===== PROVIDED ENTRIES =====

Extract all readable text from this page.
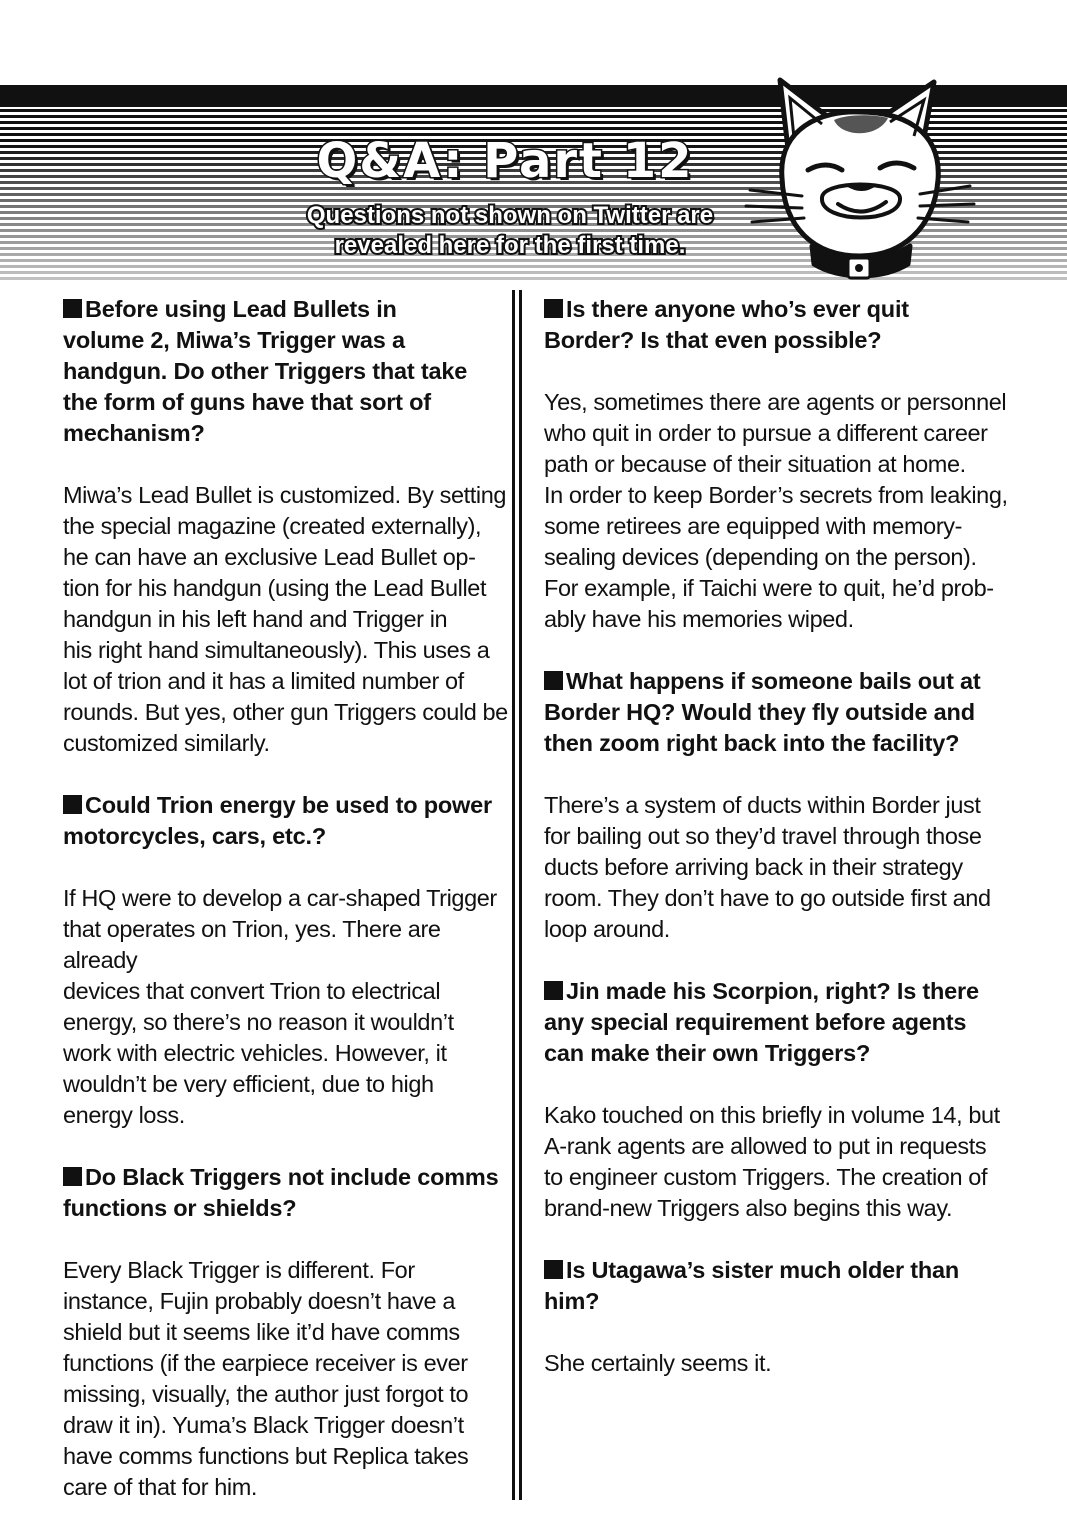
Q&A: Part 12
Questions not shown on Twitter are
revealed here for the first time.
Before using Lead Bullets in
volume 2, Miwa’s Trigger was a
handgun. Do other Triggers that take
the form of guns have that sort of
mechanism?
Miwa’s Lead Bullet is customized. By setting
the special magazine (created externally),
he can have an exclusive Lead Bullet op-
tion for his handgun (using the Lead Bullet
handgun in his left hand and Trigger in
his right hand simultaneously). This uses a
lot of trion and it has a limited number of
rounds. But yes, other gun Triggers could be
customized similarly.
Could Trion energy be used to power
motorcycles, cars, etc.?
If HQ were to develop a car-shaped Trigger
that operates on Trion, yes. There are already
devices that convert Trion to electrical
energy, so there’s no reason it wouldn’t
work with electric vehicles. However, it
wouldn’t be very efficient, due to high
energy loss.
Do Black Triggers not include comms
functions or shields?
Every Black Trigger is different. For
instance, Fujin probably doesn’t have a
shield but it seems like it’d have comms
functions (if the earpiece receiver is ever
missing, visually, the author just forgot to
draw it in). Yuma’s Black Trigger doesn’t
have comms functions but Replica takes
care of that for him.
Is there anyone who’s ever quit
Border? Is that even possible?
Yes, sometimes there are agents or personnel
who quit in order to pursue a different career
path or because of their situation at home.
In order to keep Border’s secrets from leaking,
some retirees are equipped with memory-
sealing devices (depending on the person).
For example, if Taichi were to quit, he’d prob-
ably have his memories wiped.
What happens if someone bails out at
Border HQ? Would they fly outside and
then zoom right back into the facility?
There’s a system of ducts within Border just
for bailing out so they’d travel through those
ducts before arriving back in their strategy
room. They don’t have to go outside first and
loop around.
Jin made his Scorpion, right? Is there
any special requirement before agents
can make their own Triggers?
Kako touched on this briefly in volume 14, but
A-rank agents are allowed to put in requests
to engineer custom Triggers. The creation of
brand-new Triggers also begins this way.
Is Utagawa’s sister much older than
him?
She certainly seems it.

=====

TASK OBJECTIVE:
Extract each line from the listing that holds the word "volume".

SOLUTION FOR THIS PROBLEM:
volume 2, Miwa’s Trigger was a
Kako touched on this briefly in volume 14, but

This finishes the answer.